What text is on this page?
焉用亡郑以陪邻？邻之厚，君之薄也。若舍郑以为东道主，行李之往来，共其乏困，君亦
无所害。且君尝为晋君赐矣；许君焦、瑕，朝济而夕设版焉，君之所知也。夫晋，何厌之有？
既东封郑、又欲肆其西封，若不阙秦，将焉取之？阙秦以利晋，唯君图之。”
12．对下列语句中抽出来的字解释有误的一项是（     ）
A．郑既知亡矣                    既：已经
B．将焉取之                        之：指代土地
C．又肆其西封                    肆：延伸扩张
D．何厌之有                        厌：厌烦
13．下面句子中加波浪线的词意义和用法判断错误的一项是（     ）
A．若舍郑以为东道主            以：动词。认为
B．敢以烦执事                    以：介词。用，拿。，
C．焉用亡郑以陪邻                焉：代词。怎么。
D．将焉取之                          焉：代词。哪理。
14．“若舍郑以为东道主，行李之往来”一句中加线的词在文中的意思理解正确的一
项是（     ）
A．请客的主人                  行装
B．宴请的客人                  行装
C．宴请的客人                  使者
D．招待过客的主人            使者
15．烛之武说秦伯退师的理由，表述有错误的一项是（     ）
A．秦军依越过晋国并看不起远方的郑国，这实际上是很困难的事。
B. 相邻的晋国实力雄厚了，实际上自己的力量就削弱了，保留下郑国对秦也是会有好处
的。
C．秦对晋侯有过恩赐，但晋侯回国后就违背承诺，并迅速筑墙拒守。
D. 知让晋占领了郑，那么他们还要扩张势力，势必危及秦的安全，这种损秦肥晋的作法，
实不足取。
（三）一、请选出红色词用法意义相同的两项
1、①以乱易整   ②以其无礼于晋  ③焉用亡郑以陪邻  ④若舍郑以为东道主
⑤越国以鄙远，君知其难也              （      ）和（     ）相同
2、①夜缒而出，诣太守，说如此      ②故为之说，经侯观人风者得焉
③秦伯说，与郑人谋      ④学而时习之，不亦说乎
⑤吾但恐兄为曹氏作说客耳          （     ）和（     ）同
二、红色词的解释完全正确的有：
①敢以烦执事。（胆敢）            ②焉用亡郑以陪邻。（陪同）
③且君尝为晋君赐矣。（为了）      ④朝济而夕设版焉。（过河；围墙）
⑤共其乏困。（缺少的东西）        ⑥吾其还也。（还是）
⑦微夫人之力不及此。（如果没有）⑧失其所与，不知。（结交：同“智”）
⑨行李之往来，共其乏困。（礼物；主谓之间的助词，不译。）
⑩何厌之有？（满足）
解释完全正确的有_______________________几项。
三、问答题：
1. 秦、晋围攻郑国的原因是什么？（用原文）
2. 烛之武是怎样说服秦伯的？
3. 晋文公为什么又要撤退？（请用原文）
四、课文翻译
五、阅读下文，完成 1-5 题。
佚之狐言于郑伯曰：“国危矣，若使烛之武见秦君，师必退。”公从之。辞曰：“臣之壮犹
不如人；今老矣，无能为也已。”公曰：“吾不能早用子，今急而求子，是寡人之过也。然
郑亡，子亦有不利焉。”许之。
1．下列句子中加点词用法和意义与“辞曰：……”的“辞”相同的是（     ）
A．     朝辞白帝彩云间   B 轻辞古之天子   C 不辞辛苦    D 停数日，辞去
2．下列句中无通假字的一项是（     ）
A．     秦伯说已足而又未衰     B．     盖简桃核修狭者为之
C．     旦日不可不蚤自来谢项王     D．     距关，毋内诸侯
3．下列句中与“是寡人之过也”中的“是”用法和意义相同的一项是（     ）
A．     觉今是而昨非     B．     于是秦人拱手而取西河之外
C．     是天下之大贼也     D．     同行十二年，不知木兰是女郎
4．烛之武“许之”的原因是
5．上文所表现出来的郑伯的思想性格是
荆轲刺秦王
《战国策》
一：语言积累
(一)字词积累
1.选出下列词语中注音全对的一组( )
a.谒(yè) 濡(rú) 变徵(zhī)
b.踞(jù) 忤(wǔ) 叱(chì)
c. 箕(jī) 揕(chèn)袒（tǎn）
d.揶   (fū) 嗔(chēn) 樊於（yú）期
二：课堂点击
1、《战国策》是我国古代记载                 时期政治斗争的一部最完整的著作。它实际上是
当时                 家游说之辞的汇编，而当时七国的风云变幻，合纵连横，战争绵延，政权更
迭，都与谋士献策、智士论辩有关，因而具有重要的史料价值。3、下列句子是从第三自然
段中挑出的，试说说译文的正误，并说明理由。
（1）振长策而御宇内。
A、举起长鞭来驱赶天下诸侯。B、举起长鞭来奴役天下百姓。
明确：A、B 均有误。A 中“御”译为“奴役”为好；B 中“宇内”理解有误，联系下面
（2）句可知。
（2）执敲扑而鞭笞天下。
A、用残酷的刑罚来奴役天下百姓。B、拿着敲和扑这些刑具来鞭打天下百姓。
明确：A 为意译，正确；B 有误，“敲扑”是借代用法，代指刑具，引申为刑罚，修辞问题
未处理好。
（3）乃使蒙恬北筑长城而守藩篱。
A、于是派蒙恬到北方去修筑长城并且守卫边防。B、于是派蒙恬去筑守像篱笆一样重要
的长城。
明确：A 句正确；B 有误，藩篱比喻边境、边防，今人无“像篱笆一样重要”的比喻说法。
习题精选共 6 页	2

▶ **DIRECTIONS**:
Look for the word "是寡人之过也" in every line of the listing and copy the lines that have it.

▶ **WRITTEN ANSWER**:
不如人；今老矣，无能为也已。”公曰：“吾不能早用子，今急而求子，是寡人之过也。然
3．下列句中与“是寡人之过也”中的“是”用法和意义相同的一项是（     ）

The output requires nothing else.